#### [WHAT IS BEING ASKED]
What lines of the data hold the string "screenshot"? Pull each one out.

---

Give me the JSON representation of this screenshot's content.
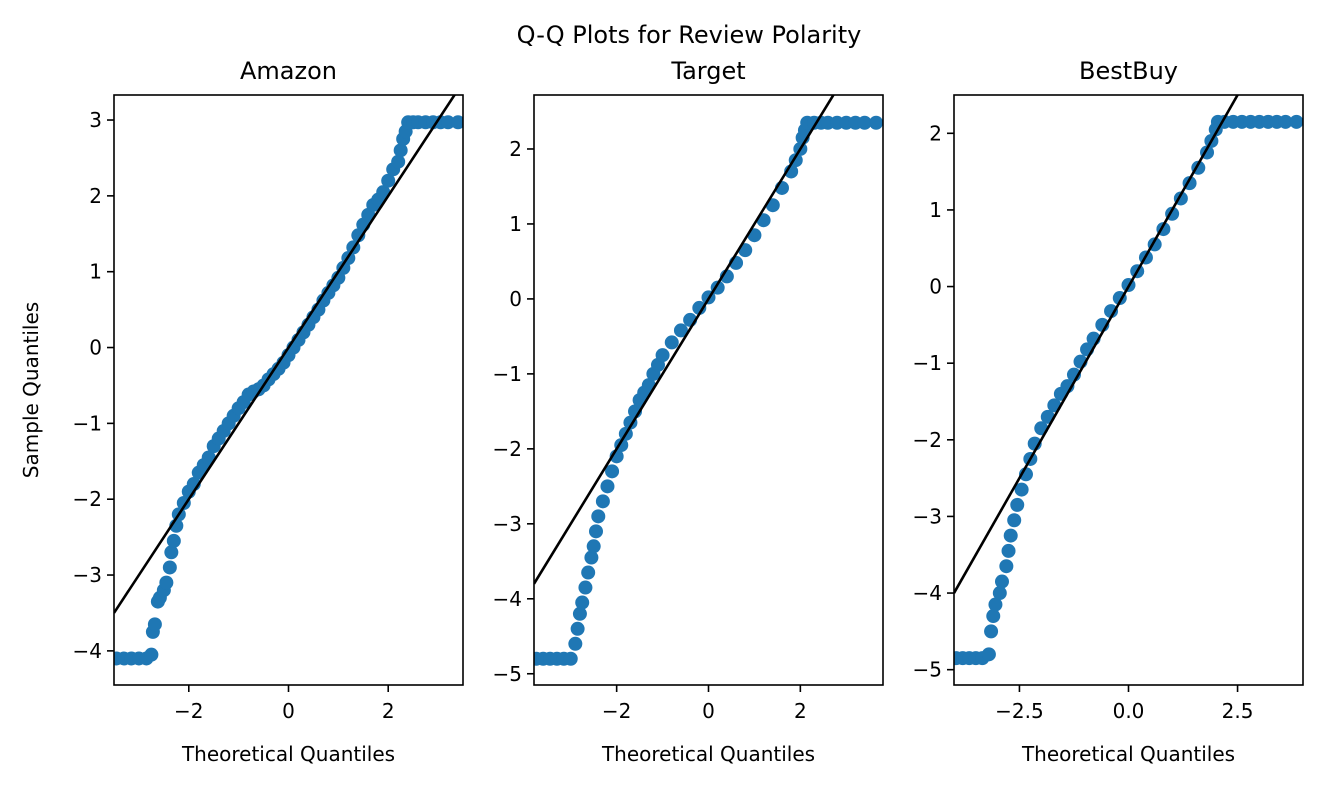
{
  "suptitle": "Q-Q Plots for Review Polarity",
  "colors": {
    "points": "#1f77b4",
    "line": "#000000",
    "axes": "#000000",
    "background": "#ffffff"
  },
  "chart_data": [
    {
      "type": "scatter",
      "title": "Amazon",
      "xlabel": "Theoretical Quantiles",
      "ylabel": "Sample Quantiles",
      "xlim": [
        -3.5,
        3.5
      ],
      "ylim": [
        -4.45,
        3.33
      ],
      "xticks": [
        -2,
        0,
        2
      ],
      "xtick_labels": [
        "−2",
        "0",
        "2"
      ],
      "yticks": [
        -4,
        -3,
        -2,
        -1,
        0,
        1,
        2,
        3
      ],
      "ytick_labels": [
        "−4",
        "−3",
        "−2",
        "−1",
        "0",
        "1",
        "2",
        "3"
      ],
      "reference_line": {
        "slope": 1.0,
        "intercept": 0.0
      },
      "points": [
        [
          -3.45,
          -4.1
        ],
        [
          -3.3,
          -4.1
        ],
        [
          -3.15,
          -4.1
        ],
        [
          -3.0,
          -4.1
        ],
        [
          -2.85,
          -4.1
        ],
        [
          -2.75,
          -4.05
        ],
        [
          -2.72,
          -3.75
        ],
        [
          -2.68,
          -3.65
        ],
        [
          -2.62,
          -3.35
        ],
        [
          -2.58,
          -3.3
        ],
        [
          -2.5,
          -3.2
        ],
        [
          -2.45,
          -3.1
        ],
        [
          -2.38,
          -2.9
        ],
        [
          -2.35,
          -2.7
        ],
        [
          -2.3,
          -2.55
        ],
        [
          -2.25,
          -2.35
        ],
        [
          -2.2,
          -2.2
        ],
        [
          -2.1,
          -2.05
        ],
        [
          -2.0,
          -1.9
        ],
        [
          -1.9,
          -1.8
        ],
        [
          -1.8,
          -1.65
        ],
        [
          -1.7,
          -1.55
        ],
        [
          -1.6,
          -1.45
        ],
        [
          -1.5,
          -1.3
        ],
        [
          -1.4,
          -1.2
        ],
        [
          -1.3,
          -1.1
        ],
        [
          -1.2,
          -1.0
        ],
        [
          -1.1,
          -0.9
        ],
        [
          -1.0,
          -0.8
        ],
        [
          -0.9,
          -0.72
        ],
        [
          -0.8,
          -0.62
        ],
        [
          -0.7,
          -0.58
        ],
        [
          -0.6,
          -0.55
        ],
        [
          -0.5,
          -0.5
        ],
        [
          -0.4,
          -0.42
        ],
        [
          -0.3,
          -0.35
        ],
        [
          -0.2,
          -0.28
        ],
        [
          -0.1,
          -0.2
        ],
        [
          0.0,
          -0.1
        ],
        [
          0.1,
          0.0
        ],
        [
          0.2,
          0.1
        ],
        [
          0.3,
          0.2
        ],
        [
          0.4,
          0.3
        ],
        [
          0.5,
          0.4
        ],
        [
          0.6,
          0.5
        ],
        [
          0.7,
          0.62
        ],
        [
          0.8,
          0.72
        ],
        [
          0.9,
          0.82
        ],
        [
          1.0,
          0.92
        ],
        [
          1.1,
          1.05
        ],
        [
          1.2,
          1.18
        ],
        [
          1.3,
          1.32
        ],
        [
          1.4,
          1.48
        ],
        [
          1.5,
          1.62
        ],
        [
          1.6,
          1.75
        ],
        [
          1.7,
          1.88
        ],
        [
          1.8,
          1.95
        ],
        [
          1.9,
          2.05
        ],
        [
          2.0,
          2.2
        ],
        [
          2.1,
          2.35
        ],
        [
          2.2,
          2.45
        ],
        [
          2.25,
          2.6
        ],
        [
          2.3,
          2.75
        ],
        [
          2.35,
          2.85
        ],
        [
          2.4,
          2.97
        ],
        [
          2.5,
          2.97
        ],
        [
          2.6,
          2.97
        ],
        [
          2.75,
          2.97
        ],
        [
          2.9,
          2.97
        ],
        [
          3.05,
          2.97
        ],
        [
          3.2,
          2.97
        ],
        [
          3.4,
          2.97
        ]
      ]
    },
    {
      "type": "scatter",
      "title": "Target",
      "xlabel": "Theoretical Quantiles",
      "ylabel": "",
      "xlim": [
        -3.8,
        3.8
      ],
      "ylim": [
        -5.15,
        2.72
      ],
      "xticks": [
        -2,
        0,
        2
      ],
      "xtick_labels": [
        "−2",
        "0",
        "2"
      ],
      "yticks": [
        -5,
        -4,
        -3,
        -2,
        -1,
        0,
        1,
        2
      ],
      "ytick_labels": [
        "−5",
        "−4",
        "−3",
        "−2",
        "−1",
        "0",
        "1",
        "2"
      ],
      "reference_line": {
        "slope": 1.0,
        "intercept": 0.0
      },
      "points": [
        [
          -3.75,
          -4.8
        ],
        [
          -3.6,
          -4.8
        ],
        [
          -3.45,
          -4.8
        ],
        [
          -3.3,
          -4.8
        ],
        [
          -3.15,
          -4.8
        ],
        [
          -3.0,
          -4.8
        ],
        [
          -2.9,
          -4.6
        ],
        [
          -2.85,
          -4.4
        ],
        [
          -2.8,
          -4.2
        ],
        [
          -2.75,
          -4.05
        ],
        [
          -2.68,
          -3.85
        ],
        [
          -2.62,
          -3.65
        ],
        [
          -2.55,
          -3.45
        ],
        [
          -2.5,
          -3.3
        ],
        [
          -2.45,
          -3.1
        ],
        [
          -2.4,
          -2.9
        ],
        [
          -2.3,
          -2.7
        ],
        [
          -2.2,
          -2.5
        ],
        [
          -2.1,
          -2.3
        ],
        [
          -2.0,
          -2.1
        ],
        [
          -1.9,
          -1.95
        ],
        [
          -1.8,
          -1.8
        ],
        [
          -1.7,
          -1.65
        ],
        [
          -1.6,
          -1.5
        ],
        [
          -1.5,
          -1.35
        ],
        [
          -1.4,
          -1.25
        ],
        [
          -1.3,
          -1.15
        ],
        [
          -1.2,
          -1.0
        ],
        [
          -1.1,
          -0.88
        ],
        [
          -1.0,
          -0.75
        ],
        [
          -0.8,
          -0.58
        ],
        [
          -0.6,
          -0.42
        ],
        [
          -0.4,
          -0.28
        ],
        [
          -0.2,
          -0.12
        ],
        [
          0.0,
          0.02
        ],
        [
          0.2,
          0.15
        ],
        [
          0.4,
          0.3
        ],
        [
          0.6,
          0.48
        ],
        [
          0.8,
          0.65
        ],
        [
          1.0,
          0.85
        ],
        [
          1.2,
          1.05
        ],
        [
          1.4,
          1.25
        ],
        [
          1.6,
          1.48
        ],
        [
          1.8,
          1.7
        ],
        [
          1.9,
          1.85
        ],
        [
          2.0,
          2.0
        ],
        [
          2.05,
          2.15
        ],
        [
          2.1,
          2.25
        ],
        [
          2.15,
          2.35
        ],
        [
          2.3,
          2.35
        ],
        [
          2.45,
          2.35
        ],
        [
          2.6,
          2.35
        ],
        [
          2.8,
          2.35
        ],
        [
          3.0,
          2.35
        ],
        [
          3.2,
          2.35
        ],
        [
          3.4,
          2.35
        ],
        [
          3.65,
          2.35
        ]
      ]
    },
    {
      "type": "scatter",
      "title": "BestBuy",
      "xlabel": "Theoretical Quantiles",
      "ylabel": "",
      "xlim": [
        -4.0,
        4.0
      ],
      "ylim": [
        -5.2,
        2.5
      ],
      "xticks": [
        -2.5,
        0.0,
        2.5
      ],
      "xtick_labels": [
        "−2.5",
        "0.0",
        "2.5"
      ],
      "yticks": [
        -5,
        -4,
        -3,
        -2,
        -1,
        0,
        1,
        2
      ],
      "ytick_labels": [
        "−5",
        "−4",
        "−3",
        "−2",
        "−1",
        "0",
        "1",
        "2"
      ],
      "reference_line": {
        "slope": 1.0,
        "intercept": 0.0
      },
      "points": [
        [
          -3.95,
          -4.85
        ],
        [
          -3.8,
          -4.85
        ],
        [
          -3.65,
          -4.85
        ],
        [
          -3.5,
          -4.85
        ],
        [
          -3.35,
          -4.85
        ],
        [
          -3.2,
          -4.8
        ],
        [
          -3.15,
          -4.5
        ],
        [
          -3.1,
          -4.3
        ],
        [
          -3.05,
          -4.15
        ],
        [
          -2.95,
          -4.0
        ],
        [
          -2.9,
          -3.85
        ],
        [
          -2.8,
          -3.65
        ],
        [
          -2.75,
          -3.45
        ],
        [
          -2.7,
          -3.25
        ],
        [
          -2.62,
          -3.05
        ],
        [
          -2.55,
          -2.85
        ],
        [
          -2.45,
          -2.65
        ],
        [
          -2.35,
          -2.45
        ],
        [
          -2.25,
          -2.25
        ],
        [
          -2.15,
          -2.05
        ],
        [
          -2.0,
          -1.85
        ],
        [
          -1.85,
          -1.7
        ],
        [
          -1.7,
          -1.55
        ],
        [
          -1.55,
          -1.4
        ],
        [
          -1.4,
          -1.3
        ],
        [
          -1.25,
          -1.15
        ],
        [
          -1.1,
          -0.98
        ],
        [
          -0.95,
          -0.82
        ],
        [
          -0.8,
          -0.68
        ],
        [
          -0.6,
          -0.5
        ],
        [
          -0.4,
          -0.32
        ],
        [
          -0.2,
          -0.15
        ],
        [
          0.0,
          0.02
        ],
        [
          0.2,
          0.2
        ],
        [
          0.4,
          0.38
        ],
        [
          0.6,
          0.55
        ],
        [
          0.8,
          0.75
        ],
        [
          1.0,
          0.95
        ],
        [
          1.2,
          1.15
        ],
        [
          1.4,
          1.35
        ],
        [
          1.6,
          1.55
        ],
        [
          1.8,
          1.75
        ],
        [
          1.9,
          1.9
        ],
        [
          2.0,
          2.05
        ],
        [
          2.05,
          2.15
        ],
        [
          2.2,
          2.15
        ],
        [
          2.4,
          2.15
        ],
        [
          2.6,
          2.15
        ],
        [
          2.8,
          2.15
        ],
        [
          3.0,
          2.15
        ],
        [
          3.2,
          2.15
        ],
        [
          3.4,
          2.15
        ],
        [
          3.6,
          2.15
        ],
        [
          3.85,
          2.15
        ]
      ]
    }
  ]
}
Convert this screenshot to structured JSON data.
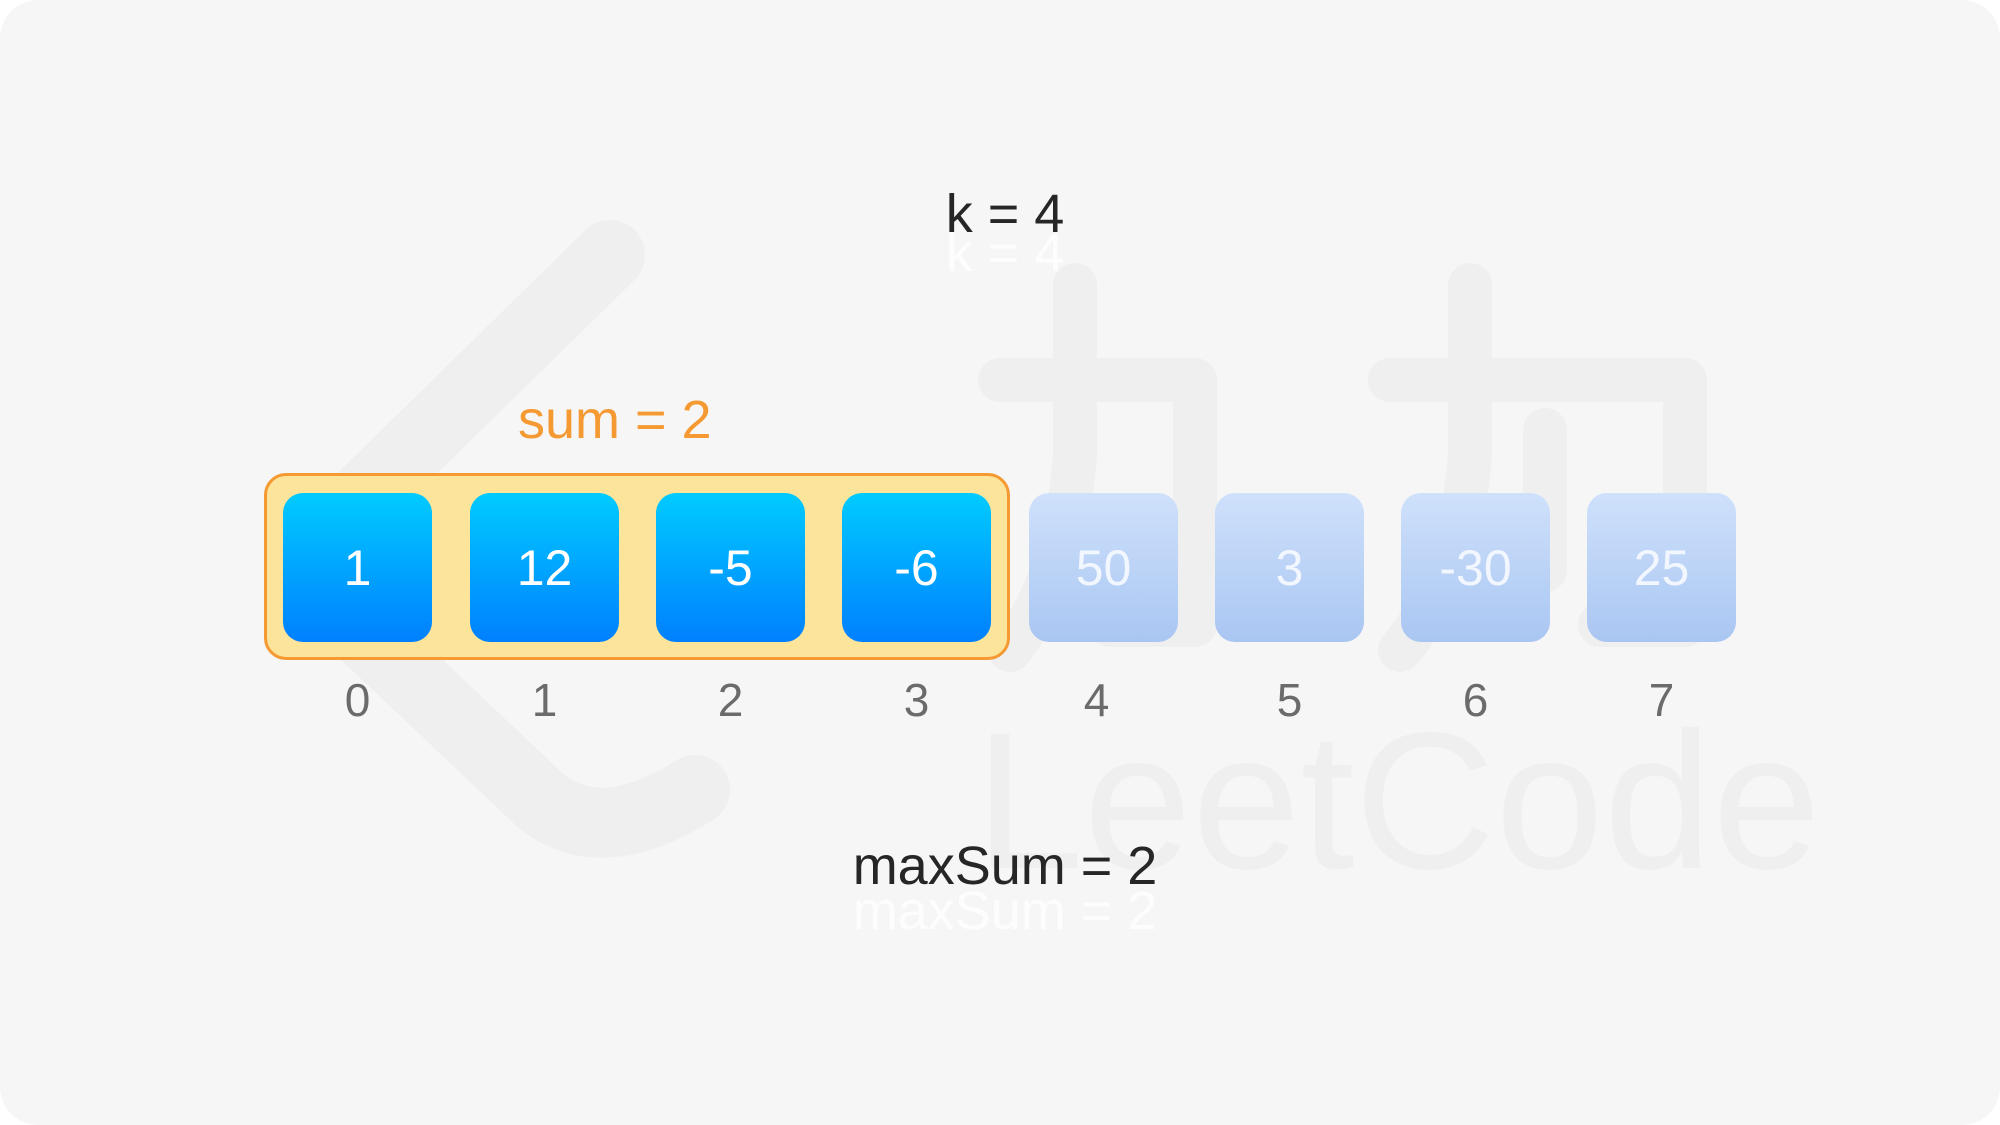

---

#### [TASK ANSWER]
Give me the JSON representation of this screenshot's content.
Convert this screenshot to structured JSON data.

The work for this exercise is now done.